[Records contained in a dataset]
........
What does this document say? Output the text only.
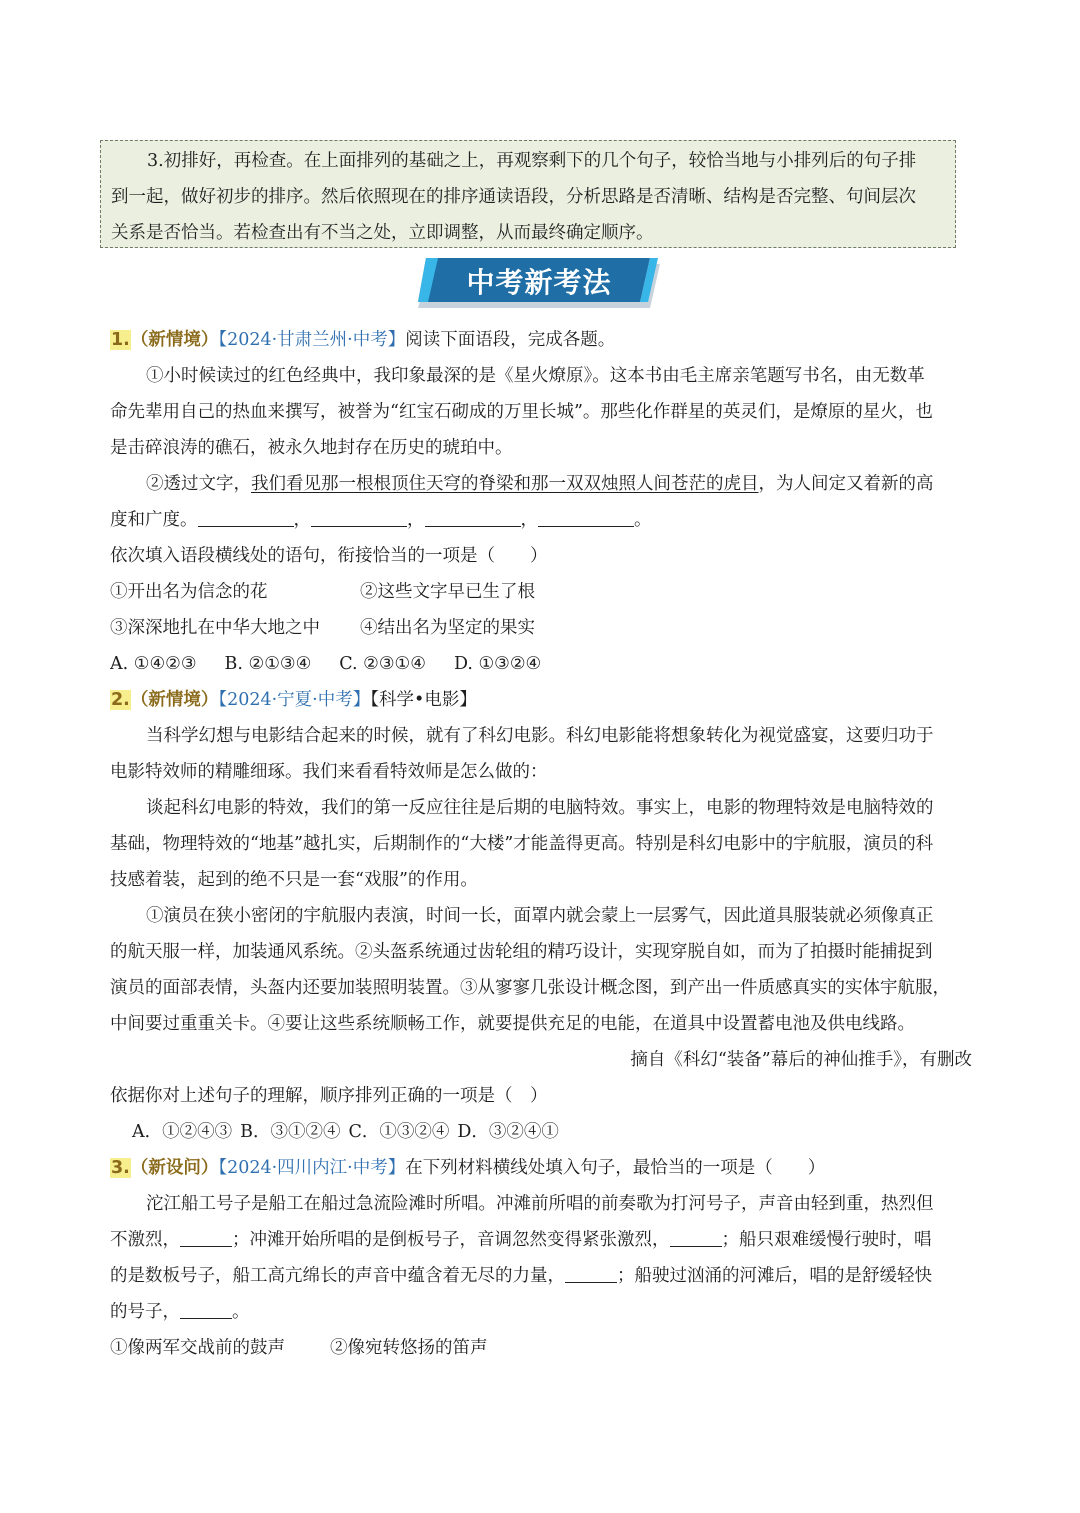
3.初排好，再检查。在上面排列的基础之上，再观察剩下的几个句子，较恰当地与小排列后的句子排
到一起，做好初步的排序。然后依照现在的排序通读语段，分析思路是否清晰、结构是否完整、句间层次
关系是否恰当。若检查出有不当之处，立即调整，从而最终确定顺序。
中考新考法
1.（新情境）【2024·甘肃兰州·中考】阅读下面语段，完成各题。
①小时候读过的红色经典中，我印象最深的是《星火燎原》。这本书由毛主席亲笔题写书名，由无数革
命先辈用自己的热血来撰写，被誉为“红宝石砌成的万里长城”。那些化作群星的英灵们，是燎原的星火，也
是击碎浪涛的礁石，被永久地封存在历史的琥珀中。
②透过文字，我们看见那一根根顶住天穹的脊梁和那一双双烛照人间苍茫的虎目，为人间定又着新的高
度和广度。	，	，	，	。
依次填入语段横线处的语句，衔接恰当的一项是（　　）
①开出名为信念的花	②这些文字早已生了根
③深深地扎在中华大地之中 ④结出名为坚定的果实
A. ①④②③ B. ②①③④ C. ②③①④ D. ①③②④
2.（新情境）【2024·宁夏·中考】【科学•电影】
当科学幻想与电影结合起来的时候，就有了科幻电影。科幻电影能将想象转化为视觉盛宴，这要归功于
电影特效师的精雕细琢。我们来看看特效师是怎么做的：
谈起科幻电影的特效，我们的第一反应往往是后期的电脑特效。事实上，电影的物理特效是电脑特效的
基础，物理特效的“地基”越扎实，后期制作的“大楼”才能盖得更高。特别是科幻电影中的宇航服，演员的科
技感着装，起到的绝不只是一套“戏服”的作用。
①演员在狭小密闭的宇航服内表演，时间一长，面罩内就会蒙上一层雾气，因此道具服装就必须像真正
的航天服一样，加装通风系统。②头盔系统通过齿轮组的精巧设计，实现穿脱自如，而为了拍摄时能捕捉到
演员的面部表情，头盔内还要加装照明装置。③从寥寥几张设计概念图，到产出一件质感真实的实体宇航服，
中间要过重重关卡。④要让这些系统顺畅工作，就要提供充足的电能，在道具中设置蓄电池及供电线路。
摘自《科幻“装备”幕后的神仙推手》，有删改
依据你对上述句子的理解，顺序排列正确的一项是（　）
A．①②④③ B．③①②④ C．①③②④ D．③②④①
3.（新设问）【2024·四川内江·中考】在下列材料横线处填入句子，最恰当的一项是（　　）
沱江船工号子是船工在船过急流险滩时所唱。冲滩前所唱的前奏歌为打河号子，声音由轻到重，热烈但
不激烈，	；冲滩开始所唱的是倒板号子，音调忽然变得紧张激烈，	；船只艰难缓慢行驶时，唱
的是数板号子，船工高亢绵长的声音中蕴含着无尽的力量，	；船驶过汹涌的河滩后，唱的是舒缓轻快
的号子，	。
①像两军交战前的鼓声	②像宛转悠扬的笛声
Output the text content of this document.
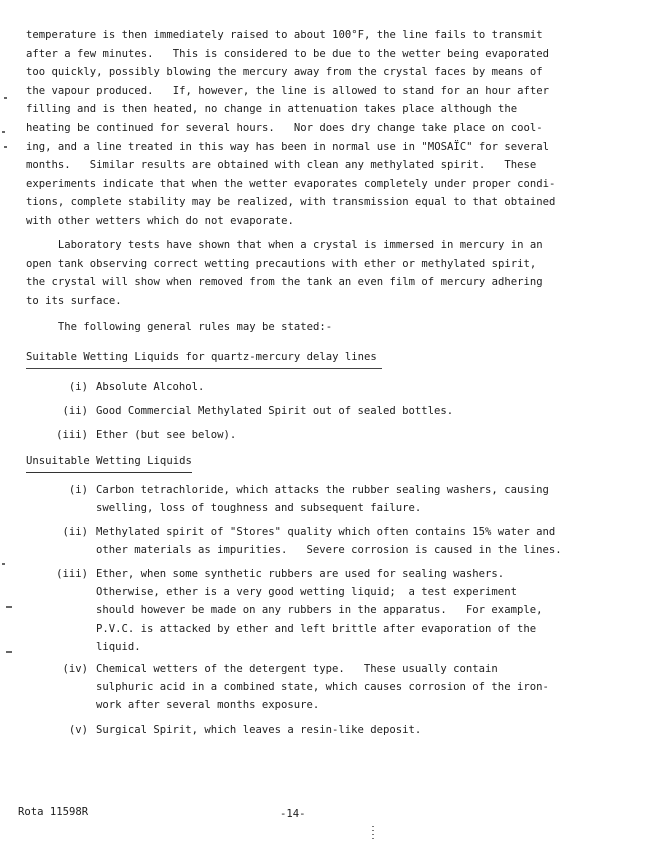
temperature is then immediately raised to about 100°F, the line fails to transmit
after a few minutes.   This is considered to be due to the wetter being evaporated
too quickly, possibly blowing the mercury away from the crystal faces by means of
the vapour produced.   If, however, the line is allowed to stand for an hour after
filling and is then heated, no change in attenuation takes place although the
heating be continued for several hours.   Nor does dry change take place on cool-
ing, and a line treated in this way has been in normal use in "MOSAÏC" for several
months.   Similar results are obtained with clean any methylated spirit.   These
experiments indicate that when the wetter evaporates completely under proper condi-
tions, complete stability may be realized, with transmission equal to that obtained
with other wetters which do not evaporate.
Laboratory tests have shown that when a crystal is immersed in mercury in an
open tank observing correct wetting precautions with ether or methylated spirit,
the crystal will show when removed from the tank an even film of mercury adhering
to its surface.
The following general rules may be stated:-
Suitable Wetting Liquids for quartz-mercury delay lines
(i) Absolute Alcohol.
(ii) Good Commercial Methylated Spirit out of sealed bottles.
(iii) Ether (but see below).
Unsuitable Wetting Liquids
(i) Carbon tetrachloride, which attacks the rubber sealing washers, causing
swelling, loss of toughness and subsequent failure.
(ii) Methylated spirit of "Stores" quality which often contains 15% water and
other materials as impurities.   Severe corrosion is caused in the lines.
(iii) Ether, when some synthetic rubbers are used for sealing washers.
Otherwise, ether is a very good wetting liquid;  a test experiment
should however be made on any rubbers in the apparatus.   For example,
P.V.C. is attacked by ether and left brittle after evaporation of the
liquid.
(iv) Chemical wetters of the detergent type.   These usually contain
sulphuric acid in a combined state, which causes corrosion of the iron-
work after several months exposure.
(v) Surgical Spirit, which leaves a resin-like deposit.
Rota 11598R	-14-
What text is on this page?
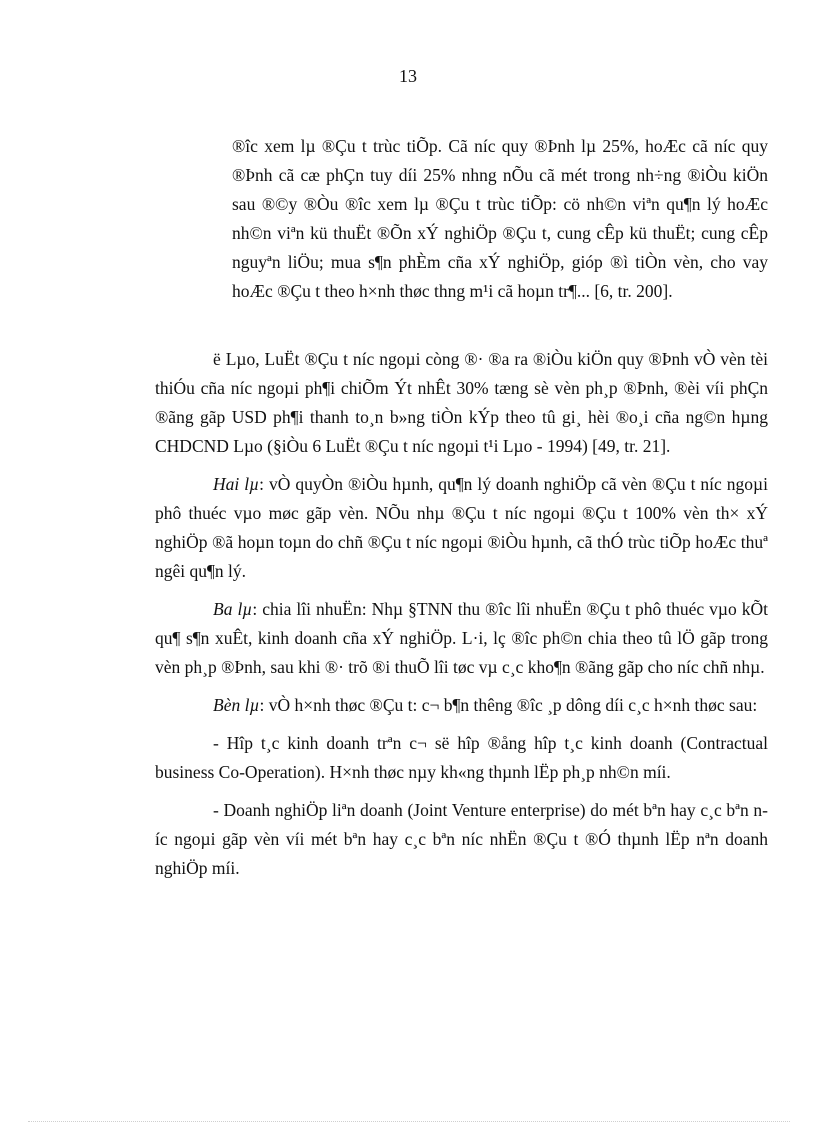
13
®îc xem lµ ®Çu t trùc tiÕp. Cã níc quy ®Þnh lµ 25%, hoÆc cã níc quy ®Þnh cã cæ phÇn tuy díi 25% nhng nÕu cã mét trong nh÷ng ®iÒu kiÖn sau ®©y ®Òu ®îc xem lµ ®Çu t trùc tiÕp: cö nh©n viªn qu¶n lý hoÆc nh©n viªn kü thuËt ®Õn xÝ nghiÖp ®Çu t, cung cÊp kü thuËt; cung cÊp nguyªn liÖu; mua s¶n phÈm cña xÝ nghiÖp, gióp ®ì tiÒn vèn, cho vay hoÆc ®Çu t theo h×nh thøc thng m¹i cã hoµn tr¶... [6, tr. 200].

ë Lµo, LuËt ®Çu t níc ngoµi còng ®· ®a ra ®iÒu kiÖn quy ®Þnh vÒ vèn tèi thiÓu cña níc ngoµi ph¶i chiÕm Ýt nhÊt 30% tæng sè vèn ph¸p ®Þnh, ®èi víi phÇn ®ãng gãp USD ph¶i thanh to¸n b»ng tiÒn kÝp theo tû gi¸ hèi ®o¸i cña ng©n hµng CHDCND Lµo (§iÒu 6 LuËt ®Çu t níc ngoµi t¹i Lµo - 1994) [49, tr. 21].

Hai lµ: vÒ quyÒn ®iÒu hµnh, qu¶n lý doanh nghiÖp cã vèn ®Çu t níc ngoµi phô thuéc vµo møc gãp vèn. NÕu nhµ ®Çu t níc ngoµi ®Çu t 100% vèn th× xÝ nghiÖp ®ã hoµn toµn do chñ ®Çu t níc ngoµi ®iÒu hµnh, cã thÓ trùc tiÕp hoÆc thuª ngêi qu¶n lý.

Ba lµ: chia lîi nhuËn: Nhµ §TNN thu ®îc lîi nhuËn ®Çu t phô thuéc vµo kÕt qu¶ s¶n xuÊt, kinh doanh cña xÝ nghiÖp. L·i, lç ®îc ph©n chia theo tû lÖ gãp trong vèn ph¸p ®Þnh, sau khi ®· trõ ®i thuÕ lîi tøc vµ c¸c kho¶n ®ãng gãp cho níc chñ nhµ.

Bèn lµ: vÒ h×nh thøc ®Çu t: c¬ b¶n thêng ®îc ¸p dông díi c¸c h×nh thøc sau:

- Hîp t¸c kinh doanh trªn c¬ së hîp ®ång hîp t¸c kinh doanh (Contractual business Co-Operation). H×nh thøc nµy kh«ng thµnh lËp ph¸p nh©n míi.

- Doanh nghiÖp liªn doanh (Joint Venture enterprise) do mét bªn hay c¸c bªn níc ngoµi gãp vèn víi mét bªn hay c¸c bªn níc nhËn ®Çu t ®Ó thµnh lËp nªn doanh nghiÖp míi.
........
Write out, exactly as given, the line containing "What text is on this page?" and every line after it through the end, with no pictures.

What text is on this page?
13
®îc xem lµ ®Çu t trùc tiÕp. Cã níc quy ®Þnh lµ 25%, hoÆc cã níc quy ®Þnh cã cæ phÇn tuy díi 25% nhng nÕu cã mét trong nh÷ng ®iÒu kiÖn sau ®©y ®Òu ®îc xem lµ ®Çu t trùc tiÕp: cö nh©n viªn qu¶n lý hoÆc nh©n viªn kü thuËt ®Õn xÝ nghiÖp ®Çu t, cung cÊp kü thuËt; cung cÊp nguyªn liÖu; mua s¶n phÈm cña xÝ nghiÖp, gióp ®ì tiÒn vèn, cho vay hoÆc ®Çu t theo h×nh thøc thng m¹i cã hoµn tr¶... [6, tr. 200].

ë Lµo, LuËt ®Çu t níc ngoµi còng ®· ®a ra ®iÒu kiÖn quy ®Þnh vÒ vèn tèi thiÓu cña níc ngoµi ph¶i chiÕm Ýt nhÊt 30% tæng sè vèn ph¸p ®Þnh, ®èi víi phÇn ®ãng gãp USD ph¶i thanh to¸n b»ng tiÒn kÝp theo tû gi¸ hèi ®o¸i cña ng©n hµng CHDCND Lµo (§iÒu 6 LuËt ®Çu t níc ngoµi t¹i Lµo - 1994) [49, tr. 21].

Hai lµ: vÒ quyÒn ®iÒu hµnh, qu¶n lý doanh nghiÖp cã vèn ®Çu t níc ngoµi phô thuéc vµo møc gãp vèn. NÕu nhµ ®Çu t níc ngoµi ®Çu t 100% vèn th× xÝ nghiÖp ®ã hoµn toµn do chñ ®Çu t níc ngoµi ®iÒu hµnh, cã thÓ trùc tiÕp hoÆc thuª ngêi qu¶n lý.

Ba lµ: chia lîi nhuËn: Nhµ §TNN thu ®îc lîi nhuËn ®Çu t phô thuéc vµo kÕt qu¶ s¶n xuÊt, kinh doanh cña xÝ nghiÖp. L·i, lç ®îc ph©n chia theo tû lÖ gãp trong vèn ph¸p ®Þnh, sau khi ®· trõ ®i thuÕ lîi tøc vµ c¸c kho¶n ®ãng gãp cho níc chñ nhµ.

Bèn lµ: vÒ h×nh thøc ®Çu t: c¬ b¶n thêng ®îc ¸p dông díi c¸c h×nh thøc sau:

- Hîp t¸c kinh doanh trªn c¬ së hîp ®ång hîp t¸c kinh doanh (Contractual business Co-Operation). H×nh thøc nµy kh«ng thµnh lËp ph¸p nh©n míi.

- Doanh nghiÖp liªn doanh (Joint Venture enterprise) do mét bªn hay c¸c bªn níc ngoµi gãp vèn víi mét bªn hay c¸c bªn níc nhËn ®Çu t ®Ó thµnh lËp nªn doanh nghiÖp míi.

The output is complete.